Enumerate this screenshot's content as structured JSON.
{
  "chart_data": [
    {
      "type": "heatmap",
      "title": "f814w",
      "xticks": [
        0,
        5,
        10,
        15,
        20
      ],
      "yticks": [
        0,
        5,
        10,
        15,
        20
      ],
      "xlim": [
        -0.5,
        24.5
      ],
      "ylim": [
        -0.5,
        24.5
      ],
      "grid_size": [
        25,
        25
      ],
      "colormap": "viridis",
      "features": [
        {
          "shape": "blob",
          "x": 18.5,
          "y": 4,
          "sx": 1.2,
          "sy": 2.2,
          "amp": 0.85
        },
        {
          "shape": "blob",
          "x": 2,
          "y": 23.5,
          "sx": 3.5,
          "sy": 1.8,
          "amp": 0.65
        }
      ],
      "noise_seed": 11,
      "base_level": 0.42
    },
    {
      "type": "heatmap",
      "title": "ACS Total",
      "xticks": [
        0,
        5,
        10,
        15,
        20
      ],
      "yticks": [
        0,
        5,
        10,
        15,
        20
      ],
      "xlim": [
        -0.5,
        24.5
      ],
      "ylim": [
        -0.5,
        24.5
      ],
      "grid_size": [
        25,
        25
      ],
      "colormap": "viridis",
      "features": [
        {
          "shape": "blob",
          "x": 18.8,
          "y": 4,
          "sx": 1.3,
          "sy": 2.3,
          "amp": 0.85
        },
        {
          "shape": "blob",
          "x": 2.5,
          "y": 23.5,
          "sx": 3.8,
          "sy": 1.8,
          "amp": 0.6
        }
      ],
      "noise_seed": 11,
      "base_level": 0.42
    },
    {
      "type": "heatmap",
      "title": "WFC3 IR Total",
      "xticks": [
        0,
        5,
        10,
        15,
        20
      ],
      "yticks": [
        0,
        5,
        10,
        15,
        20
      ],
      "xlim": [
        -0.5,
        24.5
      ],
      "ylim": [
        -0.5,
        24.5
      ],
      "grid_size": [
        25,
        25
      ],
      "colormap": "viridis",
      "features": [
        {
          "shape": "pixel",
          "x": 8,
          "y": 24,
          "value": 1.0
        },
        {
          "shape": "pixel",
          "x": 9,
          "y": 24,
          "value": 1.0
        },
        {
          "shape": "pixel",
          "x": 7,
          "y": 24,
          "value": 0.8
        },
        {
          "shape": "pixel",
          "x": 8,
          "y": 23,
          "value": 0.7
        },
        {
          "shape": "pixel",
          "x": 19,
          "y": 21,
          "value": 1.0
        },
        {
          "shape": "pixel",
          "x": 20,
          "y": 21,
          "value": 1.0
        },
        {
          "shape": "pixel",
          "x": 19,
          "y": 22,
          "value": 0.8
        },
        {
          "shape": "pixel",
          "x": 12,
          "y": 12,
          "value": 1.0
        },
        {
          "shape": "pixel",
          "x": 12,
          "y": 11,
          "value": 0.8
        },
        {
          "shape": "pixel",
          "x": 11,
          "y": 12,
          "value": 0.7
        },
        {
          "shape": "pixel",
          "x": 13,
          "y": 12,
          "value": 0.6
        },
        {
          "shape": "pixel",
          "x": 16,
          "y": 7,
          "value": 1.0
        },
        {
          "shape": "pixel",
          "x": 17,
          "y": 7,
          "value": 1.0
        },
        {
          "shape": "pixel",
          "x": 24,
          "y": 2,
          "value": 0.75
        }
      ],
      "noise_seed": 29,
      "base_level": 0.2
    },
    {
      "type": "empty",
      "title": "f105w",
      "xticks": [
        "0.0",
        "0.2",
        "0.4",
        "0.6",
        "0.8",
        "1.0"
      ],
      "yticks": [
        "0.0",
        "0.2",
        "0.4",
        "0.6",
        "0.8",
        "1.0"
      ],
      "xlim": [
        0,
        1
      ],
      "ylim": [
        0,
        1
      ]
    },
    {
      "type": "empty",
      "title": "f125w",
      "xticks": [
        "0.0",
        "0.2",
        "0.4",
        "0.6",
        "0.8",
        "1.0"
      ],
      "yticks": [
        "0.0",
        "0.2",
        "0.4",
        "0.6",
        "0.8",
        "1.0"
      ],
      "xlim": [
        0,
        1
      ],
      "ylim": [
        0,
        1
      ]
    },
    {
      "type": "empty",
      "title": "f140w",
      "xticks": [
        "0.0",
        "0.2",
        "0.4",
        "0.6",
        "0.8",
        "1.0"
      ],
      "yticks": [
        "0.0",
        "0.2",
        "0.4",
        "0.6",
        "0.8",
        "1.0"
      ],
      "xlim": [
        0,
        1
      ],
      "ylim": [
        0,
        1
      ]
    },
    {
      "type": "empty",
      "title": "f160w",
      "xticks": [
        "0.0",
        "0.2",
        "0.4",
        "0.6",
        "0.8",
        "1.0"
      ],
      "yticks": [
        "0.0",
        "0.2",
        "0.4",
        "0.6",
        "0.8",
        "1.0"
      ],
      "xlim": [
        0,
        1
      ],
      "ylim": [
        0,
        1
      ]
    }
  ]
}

------------------------------

- Set exercise -
Make an exact copy of the data above.

- In response -
Enumerate this screenshot's content as structured JSON.
{
  "chart_data": [
    {
      "type": "heatmap",
      "title": "f814w",
      "xticks": [
        0,
        5,
        10,
        15,
        20
      ],
      "yticks": [
        0,
        5,
        10,
        15,
        20
      ],
      "xlim": [
        -0.5,
        24.5
      ],
      "ylim": [
        -0.5,
        24.5
      ],
      "grid_size": [
        25,
        25
      ],
      "colormap": "viridis",
      "features": [
        {
          "shape": "blob",
          "x": 18.5,
          "y": 4,
          "sx": 1.2,
          "sy": 2.2,
          "amp": 0.85
        },
        {
          "shape": "blob",
          "x": 2,
          "y": 23.5,
          "sx": 3.5,
          "sy": 1.8,
          "amp": 0.65
        }
      ],
      "noise_seed": 11,
      "base_level": 0.42
    },
    {
      "type": "heatmap",
      "title": "ACS Total",
      "xticks": [
        0,
        5,
        10,
        15,
        20
      ],
      "yticks": [
        0,
        5,
        10,
        15,
        20
      ],
      "xlim": [
        -0.5,
        24.5
      ],
      "ylim": [
        -0.5,
        24.5
      ],
      "grid_size": [
        25,
        25
      ],
      "colormap": "viridis",
      "features": [
        {
          "shape": "blob",
          "x": 18.8,
          "y": 4,
          "sx": 1.3,
          "sy": 2.3,
          "amp": 0.85
        },
        {
          "shape": "blob",
          "x": 2.5,
          "y": 23.5,
          "sx": 3.8,
          "sy": 1.8,
          "amp": 0.6
        }
      ],
      "noise_seed": 11,
      "base_level": 0.42
    },
    {
      "type": "heatmap",
      "title": "WFC3 IR Total",
      "xticks": [
        0,
        5,
        10,
        15,
        20
      ],
      "yticks": [
        0,
        5,
        10,
        15,
        20
      ],
      "xlim": [
        -0.5,
        24.5
      ],
      "ylim": [
        -0.5,
        24.5
      ],
      "grid_size": [
        25,
        25
      ],
      "colormap": "viridis",
      "features": [
        {
          "shape": "pixel",
          "x": 8,
          "y": 24,
          "value": 1.0
        },
        {
          "shape": "pixel",
          "x": 9,
          "y": 24,
          "value": 1.0
        },
        {
          "shape": "pixel",
          "x": 7,
          "y": 24,
          "value": 0.8
        },
        {
          "shape": "pixel",
          "x": 8,
          "y": 23,
          "value": 0.7
        },
        {
          "shape": "pixel",
          "x": 19,
          "y": 21,
          "value": 1.0
        },
        {
          "shape": "pixel",
          "x": 20,
          "y": 21,
          "value": 1.0
        },
        {
          "shape": "pixel",
          "x": 19,
          "y": 22,
          "value": 0.8
        },
        {
          "shape": "pixel",
          "x": 12,
          "y": 12,
          "value": 1.0
        },
        {
          "shape": "pixel",
          "x": 12,
          "y": 11,
          "value": 0.8
        },
        {
          "shape": "pixel",
          "x": 11,
          "y": 12,
          "value": 0.7
        },
        {
          "shape": "pixel",
          "x": 13,
          "y": 12,
          "value": 0.6
        },
        {
          "shape": "pixel",
          "x": 16,
          "y": 7,
          "value": 1.0
        },
        {
          "shape": "pixel",
          "x": 17,
          "y": 7,
          "value": 1.0
        },
        {
          "shape": "pixel",
          "x": 24,
          "y": 2,
          "value": 0.75
        }
      ],
      "noise_seed": 29,
      "base_level": 0.2
    },
    {
      "type": "empty",
      "title": "f105w",
      "xticks": [
        "0.0",
        "0.2",
        "0.4",
        "0.6",
        "0.8",
        "1.0"
      ],
      "yticks": [
        "0.0",
        "0.2",
        "0.4",
        "0.6",
        "0.8",
        "1.0"
      ],
      "xlim": [
        0,
        1
      ],
      "ylim": [
        0,
        1
      ]
    },
    {
      "type": "empty",
      "title": "f125w",
      "xticks": [
        "0.0",
        "0.2",
        "0.4",
        "0.6",
        "0.8",
        "1.0"
      ],
      "yticks": [
        "0.0",
        "0.2",
        "0.4",
        "0.6",
        "0.8",
        "1.0"
      ],
      "xlim": [
        0,
        1
      ],
      "ylim": [
        0,
        1
      ]
    },
    {
      "type": "empty",
      "title": "f140w",
      "xticks": [
        "0.0",
        "0.2",
        "0.4",
        "0.6",
        "0.8",
        "1.0"
      ],
      "yticks": [
        "0.0",
        "0.2",
        "0.4",
        "0.6",
        "0.8",
        "1.0"
      ],
      "xlim": [
        0,
        1
      ],
      "ylim": [
        0,
        1
      ]
    },
    {
      "type": "empty",
      "title": "f160w",
      "xticks": [
        "0.0",
        "0.2",
        "0.4",
        "0.6",
        "0.8",
        "1.0"
      ],
      "yticks": [
        "0.0",
        "0.2",
        "0.4",
        "0.6",
        "0.8",
        "1.0"
      ],
      "xlim": [
        0,
        1
      ],
      "ylim": [
        0,
        1
      ]
    }
  ]
}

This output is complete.